■ **Problem details**
Every line below is to be copied exactly, with the pictures left out.
** START Data rows **
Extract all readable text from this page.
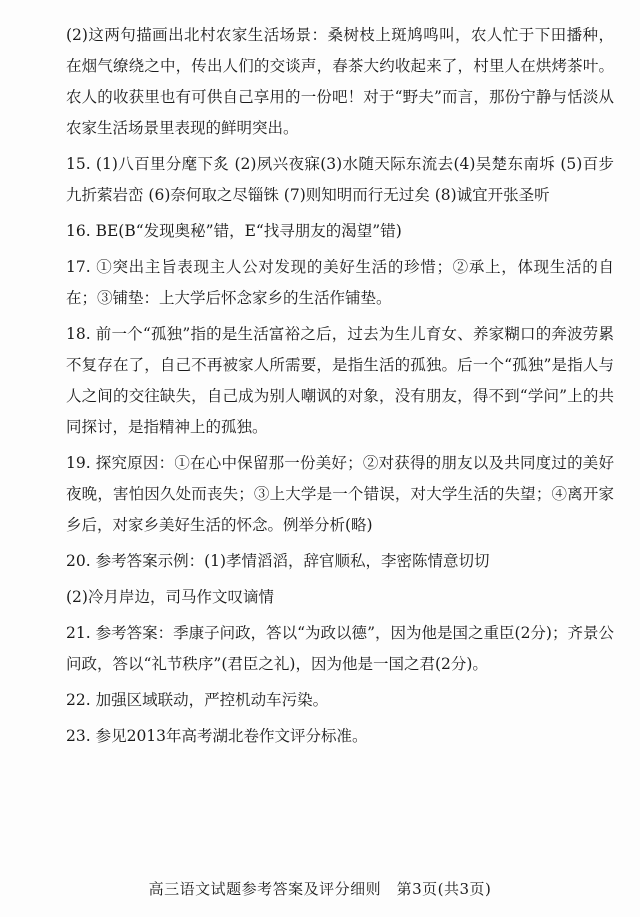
(2)这两句描画出北村农家生活场景：桑树枝上斑鸠鸣叫，农人忙于下田播种，在烟气缭绕之中，传出人们的交谈声，春茶大约收起来了，村里人在烘烤茶叶。农人的收获里也有可供自己享用的一份吧！对于“野夫”而言，那份宁静与恬淡从农家生活场景里表现的鲜明突出。

15. (1)八百里分麾下炙 (2)夙兴夜寐(3)水随天际东流去(4)吴楚东南坼 (5)百步九折萦岩峦 (6)奈何取之尽锱铢 (7)则知明而行无过矣 (8)诚宜开张圣听

16. BE(B“发现奥秘”错，E“找寻朋友的渴望”错)

17. ①突出主旨表现主人公对发现的美好生活的珍惜；②承上，体现生活的自在；③铺垫：上大学后怀念家乡的生活作铺垫。

18. 前一个“孤独”指的是生活富裕之后，过去为生儿育女、养家糊口的奔波劳累不复存在了，自己不再被家人所需要，是指生活的孤独。后一个“孤独”是指人与人之间的交往缺失，自己成为别人嘲讽的对象，没有朋友，得不到“学问”上的共同探讨，是指精神上的孤独。

19. 探究原因：①在心中保留那一份美好；②对获得的朋友以及共同度过的美好夜晚，害怕因久处而丧失；③上大学是一个错误，对大学生活的失望；④离开家乡后，对家乡美好生活的怀念。例举分析(略)

20. 参考答案示例：(1)孝情滔滔，辞官顺私，李密陈情意切切

(2)冷月岸边，司马作文叹谪情

21. 参考答案：季康子问政，答以“为政以德”，因为他是国之重臣(2分)；齐景公问政，答以“礼节秩序”(君臣之礼)，因为他是一国之君(2分)。

22. 加强区域联动，严控机动车污染。

23. 参见2013年高考湖北卷作文评分标准。

高三语文试题参考答案及评分细则　第3页(共3页)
** END Data rows **
■ **Solution**
Extract all readable text from this page.
(2)这两句描画出北村农家生活场景：桑树枝上斑鸠鸣叫，农人忙于下田播种，在烟气缭绕之中，传出人们的交谈声，春茶大约收起来了，村里人在烘烤茶叶。农人的收获里也有可供自己享用的一份吧！对于“野夫”而言，那份宁静与恬淡从农家生活场景里表现的鲜明突出。

15. (1)八百里分麾下炙 (2)夙兴夜寐(3)水随天际东流去(4)吴楚东南坼 (5)百步九折萦岩峦 (6)奈何取之尽锱铢 (7)则知明而行无过矣 (8)诚宜开张圣听

16. BE(B“发现奥秘”错，E“找寻朋友的渴望”错)

17. ①突出主旨表现主人公对发现的美好生活的珍惜；②承上，体现生活的自在；③铺垫：上大学后怀念家乡的生活作铺垫。

18. 前一个“孤独”指的是生活富裕之后，过去为生儿育女、养家糊口的奔波劳累不复存在了，自己不再被家人所需要，是指生活的孤独。后一个“孤独”是指人与人之间的交往缺失，自己成为别人嘲讽的对象，没有朋友，得不到“学问”上的共同探讨，是指精神上的孤独。

19. 探究原因：①在心中保留那一份美好；②对获得的朋友以及共同度过的美好夜晚，害怕因久处而丧失；③上大学是一个错误，对大学生活的失望；④离开家乡后，对家乡美好生活的怀念。例举分析(略)

20. 参考答案示例：(1)孝情滔滔，辞官顺私，李密陈情意切切

(2)冷月岸边，司马作文叹谪情

21. 参考答案：季康子问政，答以“为政以德”，因为他是国之重臣(2分)；齐景公问政，答以“礼节秩序”(君臣之礼)，因为他是一国之君(2分)。

22. 加强区域联动，严控机动车污染。

23. 参见2013年高考湖北卷作文评分标准。

高三语文试题参考答案及评分细则　第3页(共3页)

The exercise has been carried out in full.